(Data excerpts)
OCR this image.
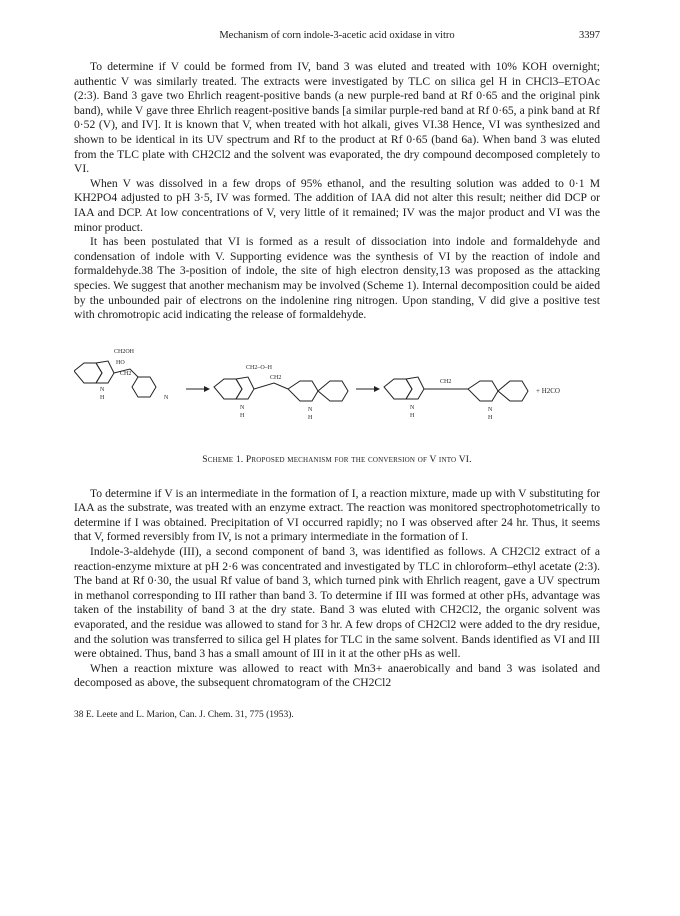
Mechanism of corn indole-3-acetic acid oxidase in vitro	3397

To determine if V could be formed from IV, band 3 was eluted and treated with 10% KOH overnight; authentic V was similarly treated. The extracts were investigated by TLC on silica gel H in CHCl3–ETOAc (2:3). Band 3 gave two Ehrlich reagent-positive bands (a new purple-red band at Rf 0·65 and the original pink band), while V gave three Ehrlich reagent-positive bands [a similar purple-red band at Rf 0·65, a pink band at Rf 0·52 (V), and IV]. It is known that V, when treated with hot alkali, gives VI.38 Hence, VI was synthesized and shown to be identical in its UV spectrum and Rf to the product at Rf 0·65 (band 6a). When band 3 was eluted from the TLC plate with CH2Cl2 and the solvent was evaporated, the dry compound decomposed completely to VI.

When V was dissolved in a few drops of 95% ethanol, and the resulting solution was added to 0·1 M KH2PO4 adjusted to pH 3·5, IV was formed. The addition of IAA did not alter this result; neither did DCP or IAA and DCP. At low concentrations of V, very little of it remained; IV was the major product and VI was the minor product.

It has been postulated that VI is formed as a result of dissociation into indole and formaldehyde and condensation of indole with V. Supporting evidence was the synthesis of VI by the reaction of indole and formaldehyde.38 The 3-position of indole, the site of high electron density,13 was proposed as the attacking species. We suggest that another mechanism may be involved (Scheme 1). Internal decomposition could be aided by the unbounded pair of electrons on the indolenine ring nitrogen. Upon standing, V did give a positive test with chromotropic acid indicating the release of formaldehyde.

CH2OH
HO
CH2
N
H	N
CH2–O–H
CH2
N
H
N
H
CH2
N
H
N
H
+ H2CO
Scheme 1. Proposed mechanism for the conversion of V into VI.

To determine if V is an intermediate in the formation of I, a reaction mixture, made up with V substituting for IAA as the substrate, was treated with an enzyme extract. The reaction was monitored spectrophotometrically to determine if I was obtained. Precipitation of VI occurred rapidly; no I was observed after 24 hr. Thus, it seems that V, formed reversibly from IV, is not a primary intermediate in the formation of I.

Indole-3-aldehyde (III), a second component of band 3, was identified as follows. A CH2Cl2 extract of a reaction-enzyme mixture at pH 2·6 was concentrated and investigated by TLC in chloroform–ethyl acetate (2:3). The band at Rf 0·30, the usual Rf value of band 3, which turned pink with Ehrlich reagent, gave a UV spectrum in methanol corresponding to III rather than band 3. To determine if III was formed at other pHs, advantage was taken of the instability of band 3 at the dry state. Band 3 was eluted with CH2Cl2, the organic solvent was evaporated, and the residue was allowed to stand for 3 hr. A few drops of CH2Cl2 were added to the dry residue, and the solution was transferred to silica gel H plates for TLC in the same solvent. Bands identified as VI and III were obtained. Thus, band 3 has a small amount of III in it at the other pHs as well.

When a reaction mixture was allowed to react with Mn3+ anaerobically and band 3 was isolated and decomposed as above, the subsequent chromatogram of the CH2Cl2

38 E. Leete and L. Marion, Can. J. Chem. 31, 775 (1953).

_Directions for this task_. The answer must consist of every line in the records above that contains the word "mixture".

_Exercise output_.
To determine if V is an intermediate in the formation of I, a reaction mixture, made up with V substituting for IAA as the substrate, was treated with an enzyme extract. The reaction was monitored spectrophotometrically to determine if I was obtained. Precipitation of VI occurred rapidly; no I was observed after 24 hr. Thus, it seems that V, formed reversibly from IV, is not a primary intermediate in the formation of I.
Indole-3-aldehyde (III), a second component of band 3, was identified as follows. A CH2Cl2 extract of a reaction-enzyme mixture at pH 2·6 was concentrated and investigated by TLC in chloroform–ethyl acetate (2:3). The band at Rf 0·30, the usual Rf value of band 3, which turned pink with Ehrlich reagent, gave a UV spectrum in methanol corresponding to III rather than band 3. To determine if III was formed at other pHs, advantage was taken of the instability of band 3 at the dry state. Band 3 was eluted with CH2Cl2, the organic solvent was evaporated, and the residue was allowed to stand for 3 hr. A few drops of CH2Cl2 were added to the dry residue, and the solution was transferred to silica gel H plates for TLC in the same solvent. Bands identified as VI and III were obtained. Thus, band 3 has a small amount of III in it at the other pHs as well.
When a reaction mixture was allowed to react with Mn3+ anaerobically and band 3 was isolated and decomposed as above, the subsequent chromatogram of the CH2Cl2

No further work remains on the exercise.